STATED GOAL
Echo the part of the Marine TRAM report that opens with the words containing "Marines of MEU" and closes with "and exit points.", keeping every word and mark unchanged.

17 Apr 2003 | Staff Sgt. Bryan P. Reed 24th Marine Expeditionary Unit

Marines of MEU Service Support Group 24, 24th Marine Expeditionary Unit (Special Operations Capable), with the aid of Marines from Marine Wing Support Squadron 371 from Marine Corps Air Station Yuma, AZ., brought a Tractor Rubber-tired Articulated-steering Multi-purpose (TRAM) out to the small town of Al Rifa, Iraq to plow down berms blocking roadways and to fill fighting positions at the roadsides.  This was a clear indication that combat operations in the sector were drawing to a close.

The Marines filled in several fighting positions and plowed down two berms. The fighting positions had been creating a roadside hazard - if a car drifted off the road or pulled off to the side, the hole could have easy caused it to flip over. The berms were an inconvenience to the people of Al Rifa and to the Marines trying to work in the town, as they blocked entry and exit points.

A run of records
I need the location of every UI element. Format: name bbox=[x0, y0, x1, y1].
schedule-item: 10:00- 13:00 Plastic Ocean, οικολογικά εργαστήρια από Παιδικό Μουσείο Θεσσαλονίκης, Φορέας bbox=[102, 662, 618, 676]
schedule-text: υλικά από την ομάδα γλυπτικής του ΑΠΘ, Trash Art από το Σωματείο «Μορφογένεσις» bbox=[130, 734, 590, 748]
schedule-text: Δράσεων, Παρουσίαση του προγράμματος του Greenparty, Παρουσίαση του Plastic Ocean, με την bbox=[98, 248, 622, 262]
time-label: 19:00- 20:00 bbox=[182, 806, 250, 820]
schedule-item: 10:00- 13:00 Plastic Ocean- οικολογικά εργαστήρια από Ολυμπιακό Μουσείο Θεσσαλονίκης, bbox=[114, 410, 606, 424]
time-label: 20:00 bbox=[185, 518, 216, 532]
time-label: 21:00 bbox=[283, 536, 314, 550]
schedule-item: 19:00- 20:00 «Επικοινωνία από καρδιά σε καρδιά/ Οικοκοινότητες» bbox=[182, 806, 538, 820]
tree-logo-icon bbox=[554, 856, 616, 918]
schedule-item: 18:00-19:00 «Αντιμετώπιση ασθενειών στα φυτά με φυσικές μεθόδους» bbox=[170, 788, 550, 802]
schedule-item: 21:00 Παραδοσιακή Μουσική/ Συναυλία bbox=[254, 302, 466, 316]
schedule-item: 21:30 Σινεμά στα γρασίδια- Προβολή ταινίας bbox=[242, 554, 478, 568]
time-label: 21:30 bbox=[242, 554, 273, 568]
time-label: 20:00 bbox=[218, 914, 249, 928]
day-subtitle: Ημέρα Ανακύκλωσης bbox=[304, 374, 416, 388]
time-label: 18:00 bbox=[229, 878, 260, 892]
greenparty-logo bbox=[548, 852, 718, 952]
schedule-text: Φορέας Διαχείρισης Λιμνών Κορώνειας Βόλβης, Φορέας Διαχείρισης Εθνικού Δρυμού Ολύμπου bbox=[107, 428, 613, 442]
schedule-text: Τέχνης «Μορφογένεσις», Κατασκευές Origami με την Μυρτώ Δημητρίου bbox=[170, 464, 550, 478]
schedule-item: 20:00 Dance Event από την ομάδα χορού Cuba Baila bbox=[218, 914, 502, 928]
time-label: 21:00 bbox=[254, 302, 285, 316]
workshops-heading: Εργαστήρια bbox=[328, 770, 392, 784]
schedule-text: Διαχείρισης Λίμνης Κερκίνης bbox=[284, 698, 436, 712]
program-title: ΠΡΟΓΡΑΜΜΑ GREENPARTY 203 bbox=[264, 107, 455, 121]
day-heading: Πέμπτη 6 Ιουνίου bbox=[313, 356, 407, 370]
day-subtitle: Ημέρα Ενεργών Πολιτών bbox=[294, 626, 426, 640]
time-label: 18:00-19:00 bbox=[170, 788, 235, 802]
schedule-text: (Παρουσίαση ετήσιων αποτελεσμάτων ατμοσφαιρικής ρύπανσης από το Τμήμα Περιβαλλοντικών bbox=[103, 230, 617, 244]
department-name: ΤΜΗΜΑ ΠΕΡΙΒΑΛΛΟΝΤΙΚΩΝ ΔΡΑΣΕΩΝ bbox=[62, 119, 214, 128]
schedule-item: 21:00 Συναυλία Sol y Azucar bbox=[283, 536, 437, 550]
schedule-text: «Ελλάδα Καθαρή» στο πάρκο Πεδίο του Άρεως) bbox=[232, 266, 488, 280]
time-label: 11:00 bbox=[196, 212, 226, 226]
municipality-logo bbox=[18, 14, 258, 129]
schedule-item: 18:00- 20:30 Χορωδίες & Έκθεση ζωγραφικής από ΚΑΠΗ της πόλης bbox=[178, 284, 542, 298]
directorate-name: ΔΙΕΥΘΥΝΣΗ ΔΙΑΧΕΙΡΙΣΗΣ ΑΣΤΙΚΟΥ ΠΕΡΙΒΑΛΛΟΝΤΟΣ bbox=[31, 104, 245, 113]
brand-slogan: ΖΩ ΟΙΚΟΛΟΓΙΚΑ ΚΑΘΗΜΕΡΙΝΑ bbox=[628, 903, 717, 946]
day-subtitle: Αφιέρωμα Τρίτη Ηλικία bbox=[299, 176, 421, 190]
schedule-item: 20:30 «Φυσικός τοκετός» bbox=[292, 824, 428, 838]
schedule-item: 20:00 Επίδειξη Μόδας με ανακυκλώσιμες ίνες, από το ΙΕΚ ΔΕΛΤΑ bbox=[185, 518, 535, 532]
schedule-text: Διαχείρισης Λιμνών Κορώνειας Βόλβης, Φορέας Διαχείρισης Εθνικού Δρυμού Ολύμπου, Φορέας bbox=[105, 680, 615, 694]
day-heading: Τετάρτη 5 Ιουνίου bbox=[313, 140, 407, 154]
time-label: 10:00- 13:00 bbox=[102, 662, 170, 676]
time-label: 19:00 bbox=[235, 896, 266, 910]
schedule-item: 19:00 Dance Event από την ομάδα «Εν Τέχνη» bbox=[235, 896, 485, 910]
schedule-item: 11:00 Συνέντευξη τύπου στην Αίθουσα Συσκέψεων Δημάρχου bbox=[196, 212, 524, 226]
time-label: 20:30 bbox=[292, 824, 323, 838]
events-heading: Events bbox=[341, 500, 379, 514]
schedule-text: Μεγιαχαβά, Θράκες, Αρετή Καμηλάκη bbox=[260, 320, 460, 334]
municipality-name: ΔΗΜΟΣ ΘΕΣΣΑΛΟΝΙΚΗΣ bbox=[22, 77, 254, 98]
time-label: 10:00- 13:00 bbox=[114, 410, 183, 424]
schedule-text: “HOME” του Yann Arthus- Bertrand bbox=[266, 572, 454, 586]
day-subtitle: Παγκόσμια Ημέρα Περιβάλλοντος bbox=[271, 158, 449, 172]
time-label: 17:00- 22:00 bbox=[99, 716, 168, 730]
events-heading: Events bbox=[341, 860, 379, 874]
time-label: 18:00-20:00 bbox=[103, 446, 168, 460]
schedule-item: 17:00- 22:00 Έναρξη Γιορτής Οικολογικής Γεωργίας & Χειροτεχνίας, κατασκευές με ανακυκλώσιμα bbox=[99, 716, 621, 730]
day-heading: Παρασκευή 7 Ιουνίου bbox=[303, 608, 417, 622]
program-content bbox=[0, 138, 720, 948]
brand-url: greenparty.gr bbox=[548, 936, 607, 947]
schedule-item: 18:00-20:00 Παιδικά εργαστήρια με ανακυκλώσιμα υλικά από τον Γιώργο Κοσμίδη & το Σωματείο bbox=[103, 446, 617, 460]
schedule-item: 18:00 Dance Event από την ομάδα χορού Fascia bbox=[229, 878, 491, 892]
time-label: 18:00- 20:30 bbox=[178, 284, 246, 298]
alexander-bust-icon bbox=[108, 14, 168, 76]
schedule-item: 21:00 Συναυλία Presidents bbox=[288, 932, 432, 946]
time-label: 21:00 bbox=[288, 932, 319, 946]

REPLY
Marines of MEU Service Support Group 24, 24th Marine Expeditionary Unit (Special Operations Capable), with the aid of Marines from Marine Wing Support Squadron 371 from Marine Corps Air Station Yuma, AZ., brought a Tractor Rubber-tired Articulated-steering Multi-purpose (TRAM) out to the small town of Al Rifa, Iraq to plow down berms blocking roadways and to fill fighting positions at the roadsides.  This was a clear indication that combat operations in the sector were drawing to a close.

The Marines filled in several fighting positions and plowed down two berms. The fighting positions had been creating a roadside hazard - if a car drifted off the road or pulled off to the side, the hole could have easy caused it to flip over. The berms were an inconvenience to the people of Al Rifa and to the Marines trying to work in the town, as they blocked entry and exit points.